**Exercise directions:**
Could you print every record below exactly as it appears?

[A run of records]
--- Start ---

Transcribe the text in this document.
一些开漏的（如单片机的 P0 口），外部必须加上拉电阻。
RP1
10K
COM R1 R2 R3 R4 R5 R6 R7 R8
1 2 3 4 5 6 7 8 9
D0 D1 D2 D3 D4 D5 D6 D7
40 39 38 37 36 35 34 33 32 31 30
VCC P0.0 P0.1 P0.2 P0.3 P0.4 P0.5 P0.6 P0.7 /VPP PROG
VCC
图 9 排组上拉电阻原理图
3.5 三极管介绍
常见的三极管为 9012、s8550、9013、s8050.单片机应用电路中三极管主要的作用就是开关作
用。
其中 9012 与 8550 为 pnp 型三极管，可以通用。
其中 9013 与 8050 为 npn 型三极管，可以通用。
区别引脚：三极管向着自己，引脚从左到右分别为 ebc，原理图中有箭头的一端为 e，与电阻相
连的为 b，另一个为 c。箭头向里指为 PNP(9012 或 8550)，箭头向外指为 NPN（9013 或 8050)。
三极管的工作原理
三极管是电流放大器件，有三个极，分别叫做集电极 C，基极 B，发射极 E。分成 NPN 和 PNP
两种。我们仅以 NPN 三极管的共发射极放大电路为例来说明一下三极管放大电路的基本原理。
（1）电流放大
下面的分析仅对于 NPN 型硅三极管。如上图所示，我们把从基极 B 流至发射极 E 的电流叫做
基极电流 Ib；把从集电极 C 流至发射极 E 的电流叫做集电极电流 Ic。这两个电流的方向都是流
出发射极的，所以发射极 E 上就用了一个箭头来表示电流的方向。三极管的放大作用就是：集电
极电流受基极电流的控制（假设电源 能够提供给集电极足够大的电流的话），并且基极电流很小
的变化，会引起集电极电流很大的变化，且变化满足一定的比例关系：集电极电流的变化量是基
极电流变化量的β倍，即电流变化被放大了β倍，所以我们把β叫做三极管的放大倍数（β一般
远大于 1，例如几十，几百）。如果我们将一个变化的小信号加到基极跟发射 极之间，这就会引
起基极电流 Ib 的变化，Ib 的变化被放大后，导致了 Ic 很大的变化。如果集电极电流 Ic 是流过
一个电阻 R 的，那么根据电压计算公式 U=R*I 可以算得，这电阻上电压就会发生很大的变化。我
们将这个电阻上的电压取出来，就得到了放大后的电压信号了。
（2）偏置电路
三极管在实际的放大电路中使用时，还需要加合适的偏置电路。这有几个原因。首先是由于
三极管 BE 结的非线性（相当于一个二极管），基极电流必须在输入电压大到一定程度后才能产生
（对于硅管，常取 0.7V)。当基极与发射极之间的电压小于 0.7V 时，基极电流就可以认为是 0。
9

--- End ---

**Task answer:**
Transcribe the text in this document.
一些开漏的（如单片机的 P0 口），外部必须加上拉电阻。
RP1
10K
COM R1 R2 R3 R4 R5 R6 R7 R8
1 2 3 4 5 6 7 8 9
D0 D1 D2 D3 D4 D5 D6 D7
40 39 38 37 36 35 34 33 32 31 30
VCC P0.0 P0.1 P0.2 P0.3 P0.4 P0.5 P0.6 P0.7 /VPP PROG
VCC
图 9 排组上拉电阻原理图
3.5 三极管介绍
常见的三极管为 9012、s8550、9013、s8050.单片机应用电路中三极管主要的作用就是开关作
用。
其中 9012 与 8550 为 pnp 型三极管，可以通用。
其中 9013 与 8050 为 npn 型三极管，可以通用。
区别引脚：三极管向着自己，引脚从左到右分别为 ebc，原理图中有箭头的一端为 e，与电阻相
连的为 b，另一个为 c。箭头向里指为 PNP(9012 或 8550)，箭头向外指为 NPN（9013 或 8050)。
三极管的工作原理
三极管是电流放大器件，有三个极，分别叫做集电极 C，基极 B，发射极 E。分成 NPN 和 PNP
两种。我们仅以 NPN 三极管的共发射极放大电路为例来说明一下三极管放大电路的基本原理。
（1）电流放大
下面的分析仅对于 NPN 型硅三极管。如上图所示，我们把从基极 B 流至发射极 E 的电流叫做
基极电流 Ib；把从集电极 C 流至发射极 E 的电流叫做集电极电流 Ic。这两个电流的方向都是流
出发射极的，所以发射极 E 上就用了一个箭头来表示电流的方向。三极管的放大作用就是：集电
极电流受基极电流的控制（假设电源 能够提供给集电极足够大的电流的话），并且基极电流很小
的变化，会引起集电极电流很大的变化，且变化满足一定的比例关系：集电极电流的变化量是基
极电流变化量的β倍，即电流变化被放大了β倍，所以我们把β叫做三极管的放大倍数（β一般
远大于 1，例如几十，几百）。如果我们将一个变化的小信号加到基极跟发射 极之间，这就会引
起基极电流 Ib 的变化，Ib 的变化被放大后，导致了 Ic 很大的变化。如果集电极电流 Ic 是流过
一个电阻 R 的，那么根据电压计算公式 U=R*I 可以算得，这电阻上电压就会发生很大的变化。我
们将这个电阻上的电压取出来，就得到了放大后的电压信号了。
（2）偏置电路
三极管在实际的放大电路中使用时，还需要加合适的偏置电路。这有几个原因。首先是由于
三极管 BE 结的非线性（相当于一个二极管），基极电流必须在输入电压大到一定程度后才能产生
（对于硅管，常取 0.7V)。当基极与发射极之间的电压小于 0.7V 时，基极电流就可以认为是 0。
9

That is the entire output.